══ Given data
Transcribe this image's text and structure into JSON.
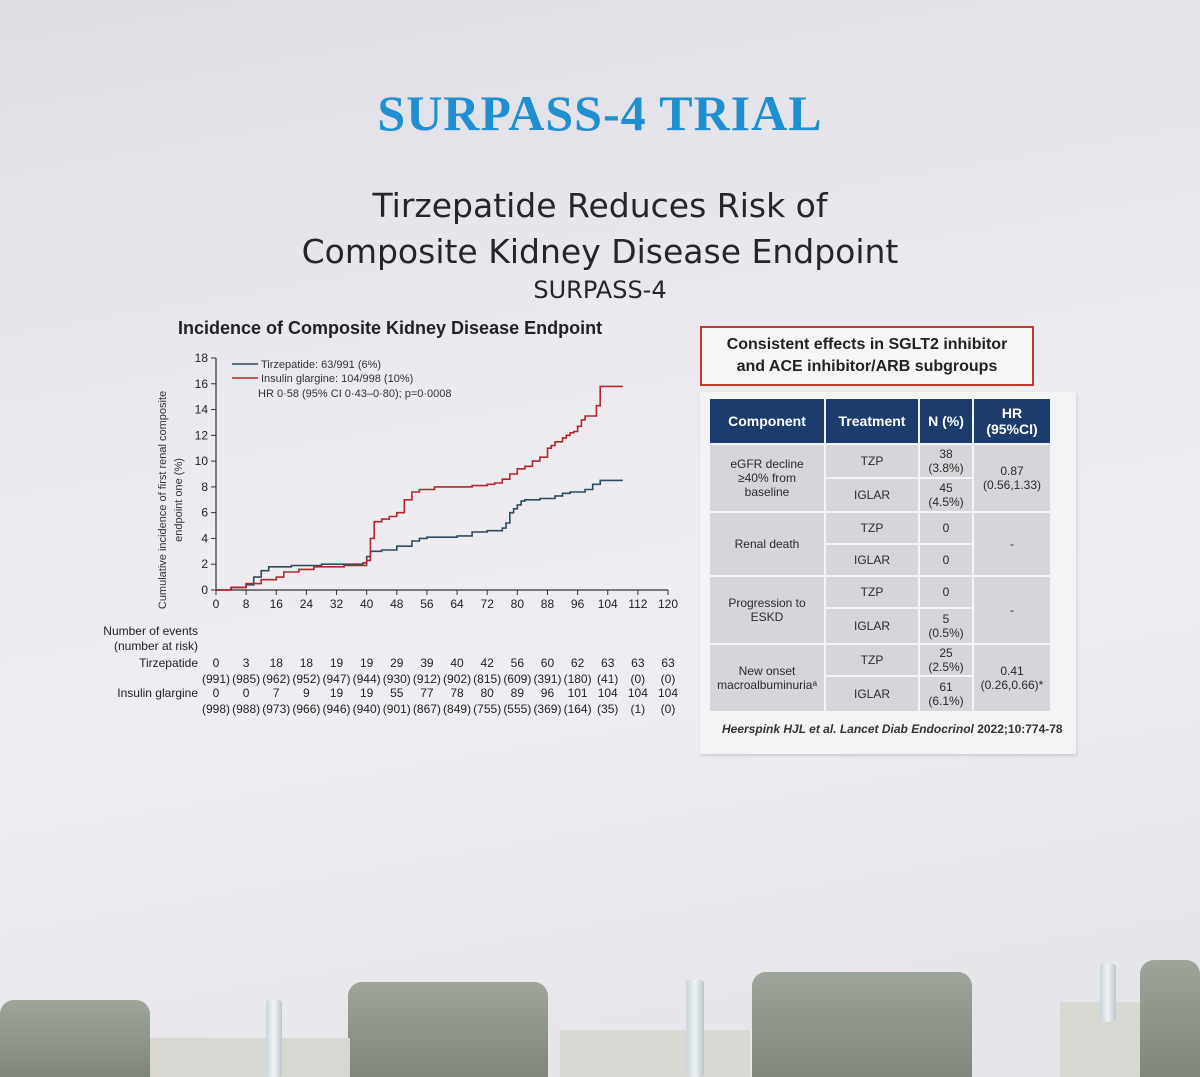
{
  "slide": {
    "title": "SURPASS-4 TRIAL",
    "subtitle_line1": "Tirzepatide Reduces Risk of",
    "subtitle_line2": "Composite Kidney Disease Endpoint",
    "subtitle_line3": "SURPASS-4"
  },
  "chart_data": {
    "type": "line",
    "title": "Incidence of Composite Kidney Disease Endpoint",
    "ylabel_line1": "Cumulative incidence of first renal composite",
    "ylabel_line2": "endpoint one (%)",
    "xlabel": "",
    "xlim": [
      0,
      120
    ],
    "ylim": [
      0,
      18
    ],
    "x_ticks": [
      0,
      8,
      16,
      24,
      32,
      40,
      48,
      56,
      64,
      72,
      80,
      88,
      96,
      104,
      112,
      120
    ],
    "y_ticks": [
      0,
      2,
      4,
      6,
      8,
      10,
      12,
      14,
      16,
      18
    ],
    "legend": {
      "tzp": "Tirzepatide: 63/991 (6%)",
      "igl": "Insulin glargine: 104/998 (10%)",
      "hr": "HR 0·58 (95% CI 0·43–0·80); p=0·0008",
      "position": "top-left"
    },
    "colors": {
      "tzp": "#2b4d5f",
      "igl": "#b3262e"
    },
    "series": [
      {
        "name": "Tirzepatide: 63/991 (6%)",
        "x": [
          0,
          4,
          8,
          10,
          12,
          14,
          17,
          20,
          24,
          28,
          32,
          36,
          39,
          40,
          41,
          42,
          44,
          48,
          52,
          54,
          56,
          60,
          64,
          68,
          72,
          74,
          76,
          77,
          78,
          79,
          80,
          81,
          82,
          84,
          86,
          88,
          90,
          92,
          94,
          96,
          98,
          100,
          102,
          104,
          108
        ],
        "y": [
          0,
          0.2,
          0.4,
          1.0,
          1.5,
          1.8,
          1.8,
          1.9,
          1.9,
          2.0,
          2.0,
          2.0,
          2.1,
          2.6,
          3.0,
          3.0,
          3.1,
          3.4,
          3.8,
          4.0,
          4.1,
          4.1,
          4.2,
          4.5,
          4.6,
          4.6,
          4.8,
          5.2,
          6.0,
          6.3,
          6.6,
          6.9,
          7.0,
          7.0,
          7.1,
          7.1,
          7.3,
          7.5,
          7.6,
          7.6,
          7.8,
          8.2,
          8.5,
          8.5,
          8.5
        ]
      },
      {
        "name": "Insulin glargine: 104/998 (10%)",
        "x": [
          0,
          4,
          8,
          12,
          16,
          18,
          22,
          26,
          30,
          34,
          38,
          40,
          41,
          42,
          44,
          46,
          48,
          50,
          52,
          54,
          58,
          64,
          68,
          72,
          74,
          76,
          78,
          80,
          82,
          84,
          86,
          88,
          89,
          90,
          92,
          93,
          94,
          95,
          96,
          97,
          98,
          100,
          101,
          102,
          104,
          108
        ],
        "y": [
          0,
          0.2,
          0.5,
          0.8,
          1.0,
          1.4,
          1.6,
          1.8,
          1.8,
          1.9,
          1.9,
          2.3,
          4.0,
          5.3,
          5.5,
          5.7,
          6.0,
          7.0,
          7.6,
          7.8,
          8.0,
          8.0,
          8.1,
          8.2,
          8.3,
          8.6,
          9.0,
          9.4,
          9.6,
          10.0,
          10.3,
          11.0,
          11.2,
          11.5,
          11.8,
          12.0,
          12.2,
          12.3,
          12.7,
          13.2,
          13.5,
          13.5,
          14.3,
          15.8,
          15.8,
          15.8
        ]
      }
    ],
    "risk_table": {
      "header_line1": "Number of events",
      "header_line2": "(number at risk)",
      "rows": [
        {
          "label": "Tirzepatide",
          "events": [
            "0",
            "3",
            "18",
            "18",
            "19",
            "19",
            "29",
            "39",
            "40",
            "42",
            "56",
            "60",
            "62",
            "63",
            "63",
            "63"
          ],
          "at_risk": [
            "(991)",
            "(985)",
            "(962)",
            "(952)",
            "(947)",
            "(944)",
            "(930)",
            "(912)",
            "(902)",
            "(815)",
            "(609)",
            "(391)",
            "(180)",
            "(41)",
            "(0)",
            "(0)"
          ]
        },
        {
          "label": "Insulin glargine",
          "events": [
            "0",
            "0",
            "7",
            "9",
            "19",
            "19",
            "55",
            "77",
            "78",
            "80",
            "89",
            "96",
            "101",
            "104",
            "104",
            "104"
          ],
          "at_risk": [
            "(998)",
            "(988)",
            "(973)",
            "(966)",
            "(946)",
            "(940)",
            "(901)",
            "(867)",
            "(849)",
            "(755)",
            "(555)",
            "(369)",
            "(164)",
            "(35)",
            "(1)",
            "(0)"
          ]
        }
      ]
    }
  },
  "callout": {
    "line1": "Consistent effects in SGLT2 inhibitor",
    "line2": "and ACE inhibitor/ARB subgroups"
  },
  "table": {
    "headers": [
      "Component",
      "Treatment",
      "N (%)",
      "HR",
      "(95%CI)"
    ],
    "rows": [
      {
        "component": [
          "eGFR decline",
          "≥40% from",
          "baseline"
        ],
        "tzp": [
          "38",
          "(3.8%)"
        ],
        "iglar": [
          "45",
          "(4.5%)"
        ],
        "hr": [
          "0.87",
          "(0.56,1.33)"
        ]
      },
      {
        "component": [
          "Renal death"
        ],
        "tzp": [
          "0"
        ],
        "iglar": [
          "0"
        ],
        "hr": [
          "-"
        ]
      },
      {
        "component": [
          "Progression to",
          "ESKD"
        ],
        "tzp": [
          "0"
        ],
        "iglar": [
          "5",
          "(0.5%)"
        ],
        "hr": [
          "-"
        ]
      },
      {
        "component": [
          "New onset",
          "macroalbuminuriaᵃ"
        ],
        "tzp": [
          "25",
          "(2.5%)"
        ],
        "iglar": [
          "61",
          "(6.1%)"
        ],
        "hr": [
          "0.41",
          "(0.26,0.66)*"
        ]
      }
    ],
    "treatment_tzp": "TZP",
    "treatment_iglar": "IGLAR"
  },
  "citation": {
    "authors": "Heerspink HJL et al.",
    "journal": "Lancet Diab Endocrinol",
    "ref": "2022;10:774-78"
  }
}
════
_Objective:_ The records above must be echoed exactly, minus their pictures.

_Final result:_
Transcribe this image's text and structure into JSON.
{
  "slide": {
    "title": "SURPASS-4 TRIAL",
    "subtitle_line1": "Tirzepatide Reduces Risk of",
    "subtitle_line2": "Composite Kidney Disease Endpoint",
    "subtitle_line3": "SURPASS-4"
  },
  "chart_data": {
    "type": "line",
    "title": "Incidence of Composite Kidney Disease Endpoint",
    "ylabel_line1": "Cumulative incidence of first renal composite",
    "ylabel_line2": "endpoint one (%)",
    "xlabel": "",
    "xlim": [
      0,
      120
    ],
    "ylim": [
      0,
      18
    ],
    "x_ticks": [
      0,
      8,
      16,
      24,
      32,
      40,
      48,
      56,
      64,
      72,
      80,
      88,
      96,
      104,
      112,
      120
    ],
    "y_ticks": [
      0,
      2,
      4,
      6,
      8,
      10,
      12,
      14,
      16,
      18
    ],
    "legend": {
      "tzp": "Tirzepatide: 63/991 (6%)",
      "igl": "Insulin glargine: 104/998 (10%)",
      "hr": "HR 0·58 (95% CI 0·43–0·80); p=0·0008",
      "position": "top-left"
    },
    "colors": {
      "tzp": "#2b4d5f",
      "igl": "#b3262e"
    },
    "series": [
      {
        "name": "Tirzepatide: 63/991 (6%)",
        "x": [
          0,
          4,
          8,
          10,
          12,
          14,
          17,
          20,
          24,
          28,
          32,
          36,
          39,
          40,
          41,
          42,
          44,
          48,
          52,
          54,
          56,
          60,
          64,
          68,
          72,
          74,
          76,
          77,
          78,
          79,
          80,
          81,
          82,
          84,
          86,
          88,
          90,
          92,
          94,
          96,
          98,
          100,
          102,
          104,
          108
        ],
        "y": [
          0,
          0.2,
          0.4,
          1.0,
          1.5,
          1.8,
          1.8,
          1.9,
          1.9,
          2.0,
          2.0,
          2.0,
          2.1,
          2.6,
          3.0,
          3.0,
          3.1,
          3.4,
          3.8,
          4.0,
          4.1,
          4.1,
          4.2,
          4.5,
          4.6,
          4.6,
          4.8,
          5.2,
          6.0,
          6.3,
          6.6,
          6.9,
          7.0,
          7.0,
          7.1,
          7.1,
          7.3,
          7.5,
          7.6,
          7.6,
          7.8,
          8.2,
          8.5,
          8.5,
          8.5
        ]
      },
      {
        "name": "Insulin glargine: 104/998 (10%)",
        "x": [
          0,
          4,
          8,
          12,
          16,
          18,
          22,
          26,
          30,
          34,
          38,
          40,
          41,
          42,
          44,
          46,
          48,
          50,
          52,
          54,
          58,
          64,
          68,
          72,
          74,
          76,
          78,
          80,
          82,
          84,
          86,
          88,
          89,
          90,
          92,
          93,
          94,
          95,
          96,
          97,
          98,
          100,
          101,
          102,
          104,
          108
        ],
        "y": [
          0,
          0.2,
          0.5,
          0.8,
          1.0,
          1.4,
          1.6,
          1.8,
          1.8,
          1.9,
          1.9,
          2.3,
          4.0,
          5.3,
          5.5,
          5.7,
          6.0,
          7.0,
          7.6,
          7.8,
          8.0,
          8.0,
          8.1,
          8.2,
          8.3,
          8.6,
          9.0,
          9.4,
          9.6,
          10.0,
          10.3,
          11.0,
          11.2,
          11.5,
          11.8,
          12.0,
          12.2,
          12.3,
          12.7,
          13.2,
          13.5,
          13.5,
          14.3,
          15.8,
          15.8,
          15.8
        ]
      }
    ],
    "risk_table": {
      "header_line1": "Number of events",
      "header_line2": "(number at risk)",
      "rows": [
        {
          "label": "Tirzepatide",
          "events": [
            "0",
            "3",
            "18",
            "18",
            "19",
            "19",
            "29",
            "39",
            "40",
            "42",
            "56",
            "60",
            "62",
            "63",
            "63",
            "63"
          ],
          "at_risk": [
            "(991)",
            "(985)",
            "(962)",
            "(952)",
            "(947)",
            "(944)",
            "(930)",
            "(912)",
            "(902)",
            "(815)",
            "(609)",
            "(391)",
            "(180)",
            "(41)",
            "(0)",
            "(0)"
          ]
        },
        {
          "label": "Insulin glargine",
          "events": [
            "0",
            "0",
            "7",
            "9",
            "19",
            "19",
            "55",
            "77",
            "78",
            "80",
            "89",
            "96",
            "101",
            "104",
            "104",
            "104"
          ],
          "at_risk": [
            "(998)",
            "(988)",
            "(973)",
            "(966)",
            "(946)",
            "(940)",
            "(901)",
            "(867)",
            "(849)",
            "(755)",
            "(555)",
            "(369)",
            "(164)",
            "(35)",
            "(1)",
            "(0)"
          ]
        }
      ]
    }
  },
  "callout": {
    "line1": "Consistent effects in SGLT2 inhibitor",
    "line2": "and ACE inhibitor/ARB subgroups"
  },
  "table": {
    "headers": [
      "Component",
      "Treatment",
      "N (%)",
      "HR",
      "(95%CI)"
    ],
    "rows": [
      {
        "component": [
          "eGFR decline",
          "≥40% from",
          "baseline"
        ],
        "tzp": [
          "38",
          "(3.8%)"
        ],
        "iglar": [
          "45",
          "(4.5%)"
        ],
        "hr": [
          "0.87",
          "(0.56,1.33)"
        ]
      },
      {
        "component": [
          "Renal death"
        ],
        "tzp": [
          "0"
        ],
        "iglar": [
          "0"
        ],
        "hr": [
          "-"
        ]
      },
      {
        "component": [
          "Progression to",
          "ESKD"
        ],
        "tzp": [
          "0"
        ],
        "iglar": [
          "5",
          "(0.5%)"
        ],
        "hr": [
          "-"
        ]
      },
      {
        "component": [
          "New onset",
          "macroalbuminuriaᵃ"
        ],
        "tzp": [
          "25",
          "(2.5%)"
        ],
        "iglar": [
          "61",
          "(6.1%)"
        ],
        "hr": [
          "0.41",
          "(0.26,0.66)*"
        ]
      }
    ],
    "treatment_tzp": "TZP",
    "treatment_iglar": "IGLAR"
  },
  "citation": {
    "authors": "Heerspink HJL et al.",
    "journal": "Lancet Diab Endocrinol",
    "ref": "2022;10:774-78"
  }
}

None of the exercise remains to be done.